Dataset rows
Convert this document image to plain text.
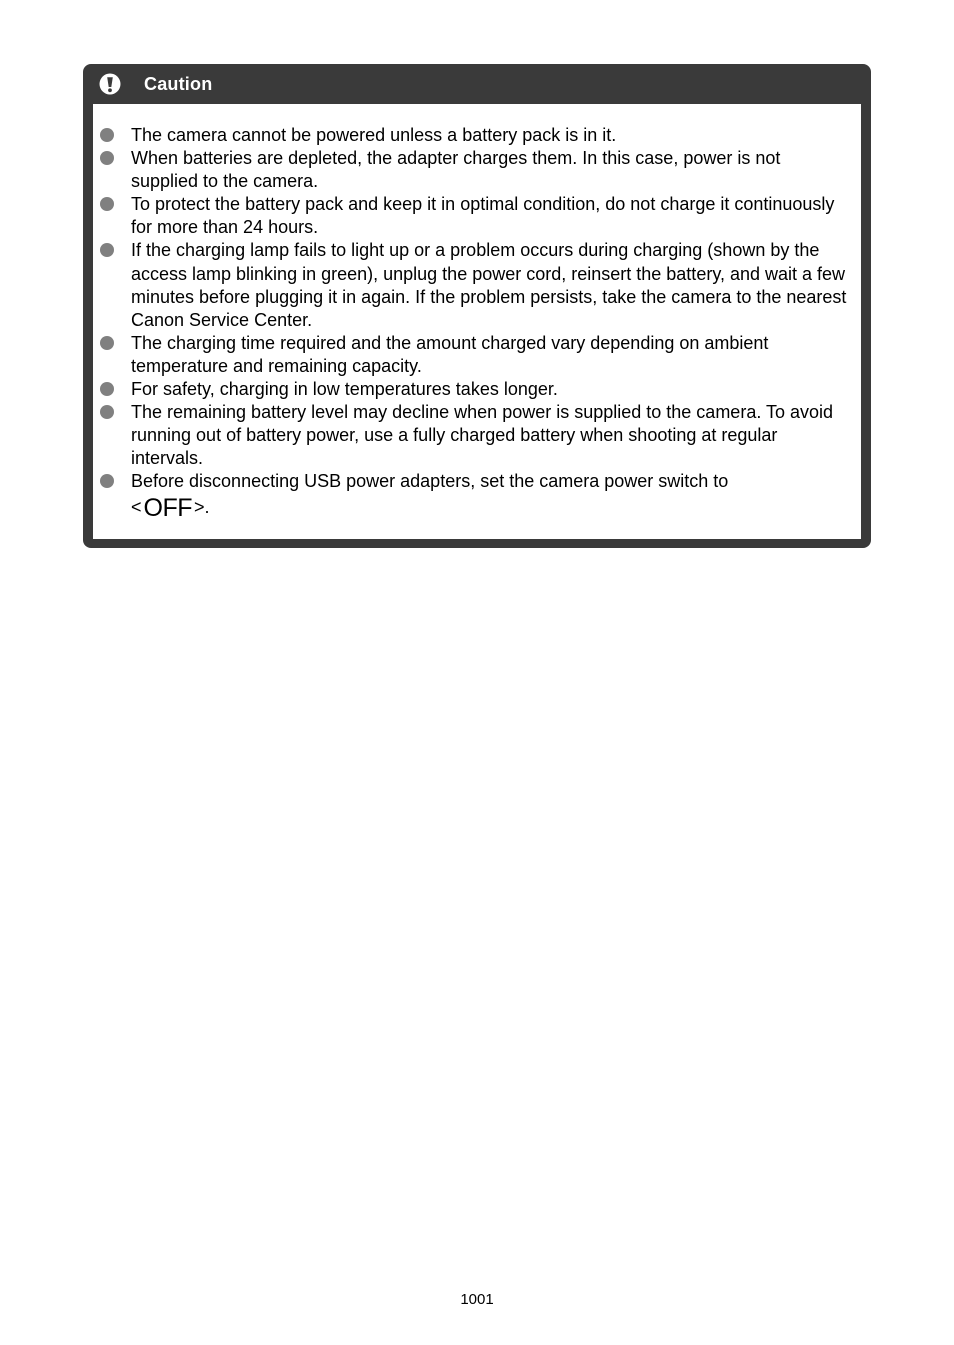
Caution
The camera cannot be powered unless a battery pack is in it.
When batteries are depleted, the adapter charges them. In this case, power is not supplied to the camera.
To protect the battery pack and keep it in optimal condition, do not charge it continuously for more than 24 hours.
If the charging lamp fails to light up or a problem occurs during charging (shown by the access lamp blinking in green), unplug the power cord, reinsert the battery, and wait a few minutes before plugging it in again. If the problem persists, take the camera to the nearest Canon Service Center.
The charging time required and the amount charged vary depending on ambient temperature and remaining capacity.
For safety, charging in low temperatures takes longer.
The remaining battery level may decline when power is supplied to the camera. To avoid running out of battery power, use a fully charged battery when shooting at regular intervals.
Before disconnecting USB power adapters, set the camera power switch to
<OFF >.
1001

Given exercise >> Copy every line above word for word and exclude the pictures.

Reply to the task >>
Convert this document image to plain text.
Caution
The camera cannot be powered unless a battery pack is in it.
When batteries are depleted, the adapter charges them. In this case, power is not supplied to the camera.
To protect the battery pack and keep it in optimal condition, do not charge it continuously for more than 24 hours.
If the charging lamp fails to light up or a problem occurs during charging (shown by the access lamp blinking in green), unplug the power cord, reinsert the battery, and wait a few minutes before plugging it in again. If the problem persists, take the camera to the nearest Canon Service Center.
The charging time required and the amount charged vary depending on ambient temperature and remaining capacity.
For safety, charging in low temperatures takes longer.
The remaining battery level may decline when power is supplied to the camera. To avoid running out of battery power, use a fully charged battery when shooting at regular intervals.
Before disconnecting USB power adapters, set the camera power switch to
<OFF >.
1001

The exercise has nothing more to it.